▸ **Prompt**: Give every entry again, word for word.

[Data records]

--*--

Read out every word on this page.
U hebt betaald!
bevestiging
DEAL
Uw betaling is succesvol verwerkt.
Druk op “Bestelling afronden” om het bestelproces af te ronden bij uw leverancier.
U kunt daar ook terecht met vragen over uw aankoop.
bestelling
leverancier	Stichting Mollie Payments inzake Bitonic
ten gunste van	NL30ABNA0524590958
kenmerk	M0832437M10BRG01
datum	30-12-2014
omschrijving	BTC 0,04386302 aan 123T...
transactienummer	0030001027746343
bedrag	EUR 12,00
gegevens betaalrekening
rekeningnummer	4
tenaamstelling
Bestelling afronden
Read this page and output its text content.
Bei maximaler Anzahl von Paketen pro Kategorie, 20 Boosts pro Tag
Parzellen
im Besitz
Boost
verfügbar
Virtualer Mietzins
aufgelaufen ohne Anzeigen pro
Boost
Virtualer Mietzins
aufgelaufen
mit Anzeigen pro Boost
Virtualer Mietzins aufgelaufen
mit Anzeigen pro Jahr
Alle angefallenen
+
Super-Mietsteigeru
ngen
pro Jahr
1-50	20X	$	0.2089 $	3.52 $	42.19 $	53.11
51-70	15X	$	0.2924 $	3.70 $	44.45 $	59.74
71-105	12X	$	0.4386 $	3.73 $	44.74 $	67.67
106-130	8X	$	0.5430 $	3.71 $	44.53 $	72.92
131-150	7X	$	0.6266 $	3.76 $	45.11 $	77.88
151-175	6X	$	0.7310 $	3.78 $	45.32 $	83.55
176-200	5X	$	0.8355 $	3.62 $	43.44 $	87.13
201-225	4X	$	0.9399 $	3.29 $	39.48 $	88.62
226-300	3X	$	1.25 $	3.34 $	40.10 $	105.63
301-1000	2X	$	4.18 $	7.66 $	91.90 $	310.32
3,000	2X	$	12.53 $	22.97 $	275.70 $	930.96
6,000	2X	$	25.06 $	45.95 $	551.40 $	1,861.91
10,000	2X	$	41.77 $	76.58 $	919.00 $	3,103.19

--*--

▸ **The answer**:
Read out every word on this page.
U hebt betaald!
bevestiging
DEAL
Uw betaling is succesvol verwerkt.
Druk op “Bestelling afronden” om het bestelproces af te ronden bij uw leverancier.
U kunt daar ook terecht met vragen over uw aankoop.
bestelling
leverancier	Stichting Mollie Payments inzake Bitonic
ten gunste van	NL30ABNA0524590958
kenmerk	M0832437M10BRG01
datum	30-12-2014
omschrijving	BTC 0,04386302 aan 123T...
transactienummer	0030001027746343
bedrag	EUR 12,00
gegevens betaalrekening
rekeningnummer	4
tenaamstelling
Bestelling afronden
Read this page and output its text content.
Bei maximaler Anzahl von Paketen pro Kategorie, 20 Boosts pro Tag
Parzellen
im Besitz
Boost
verfügbar
Virtualer Mietzins
aufgelaufen ohne Anzeigen pro
Boost
Virtualer Mietzins
aufgelaufen
mit Anzeigen pro Boost
Virtualer Mietzins aufgelaufen
mit Anzeigen pro Jahr
Alle angefallenen
+
Super-Mietsteigeru
ngen
pro Jahr
1-50	20X	$	0.2089 $	3.52 $	42.19 $	53.11
51-70	15X	$	0.2924 $	3.70 $	44.45 $	59.74
71-105	12X	$	0.4386 $	3.73 $	44.74 $	67.67
106-130	8X	$	0.5430 $	3.71 $	44.53 $	72.92
131-150	7X	$	0.6266 $	3.76 $	45.11 $	77.88
151-175	6X	$	0.7310 $	3.78 $	45.32 $	83.55
176-200	5X	$	0.8355 $	3.62 $	43.44 $	87.13
201-225	4X	$	0.9399 $	3.29 $	39.48 $	88.62
226-300	3X	$	1.25 $	3.34 $	40.10 $	105.63
301-1000	2X	$	4.18 $	7.66 $	91.90 $	310.32
3,000	2X	$	12.53 $	22.97 $	275.70 $	930.96
6,000	2X	$	25.06 $	45.95 $	551.40 $	1,861.91
10,000	2X	$	41.77 $	76.58 $	919.00 $	3,103.19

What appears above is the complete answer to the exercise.